╔══

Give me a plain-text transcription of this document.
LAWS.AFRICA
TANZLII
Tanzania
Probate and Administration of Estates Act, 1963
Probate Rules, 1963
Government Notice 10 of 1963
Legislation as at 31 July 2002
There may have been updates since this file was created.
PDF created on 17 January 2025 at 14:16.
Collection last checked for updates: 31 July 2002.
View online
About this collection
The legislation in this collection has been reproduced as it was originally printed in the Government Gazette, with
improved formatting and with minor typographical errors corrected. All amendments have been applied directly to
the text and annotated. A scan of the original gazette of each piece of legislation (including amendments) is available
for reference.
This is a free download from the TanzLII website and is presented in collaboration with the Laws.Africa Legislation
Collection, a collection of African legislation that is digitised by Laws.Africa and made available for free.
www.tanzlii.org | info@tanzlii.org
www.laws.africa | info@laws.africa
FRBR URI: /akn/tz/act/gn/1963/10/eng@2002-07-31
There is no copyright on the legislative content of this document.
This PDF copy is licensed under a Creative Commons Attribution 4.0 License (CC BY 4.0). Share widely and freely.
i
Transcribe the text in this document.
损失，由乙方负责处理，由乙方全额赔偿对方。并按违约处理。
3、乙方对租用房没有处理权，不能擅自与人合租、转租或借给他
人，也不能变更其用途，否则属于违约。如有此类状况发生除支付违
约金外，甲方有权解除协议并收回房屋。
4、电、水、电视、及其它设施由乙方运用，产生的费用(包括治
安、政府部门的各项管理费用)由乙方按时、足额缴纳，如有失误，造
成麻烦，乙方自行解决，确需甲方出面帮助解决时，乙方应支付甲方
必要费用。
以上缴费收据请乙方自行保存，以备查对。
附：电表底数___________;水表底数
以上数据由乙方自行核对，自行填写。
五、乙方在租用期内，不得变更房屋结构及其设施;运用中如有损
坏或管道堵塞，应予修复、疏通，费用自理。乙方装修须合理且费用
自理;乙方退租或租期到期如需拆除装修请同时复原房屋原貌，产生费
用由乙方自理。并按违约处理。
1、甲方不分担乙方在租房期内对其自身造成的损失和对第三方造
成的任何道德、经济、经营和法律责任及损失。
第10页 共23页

╚══

Check each line above for the string "available" and report how many lines have it, giving only the number.

Final answer
2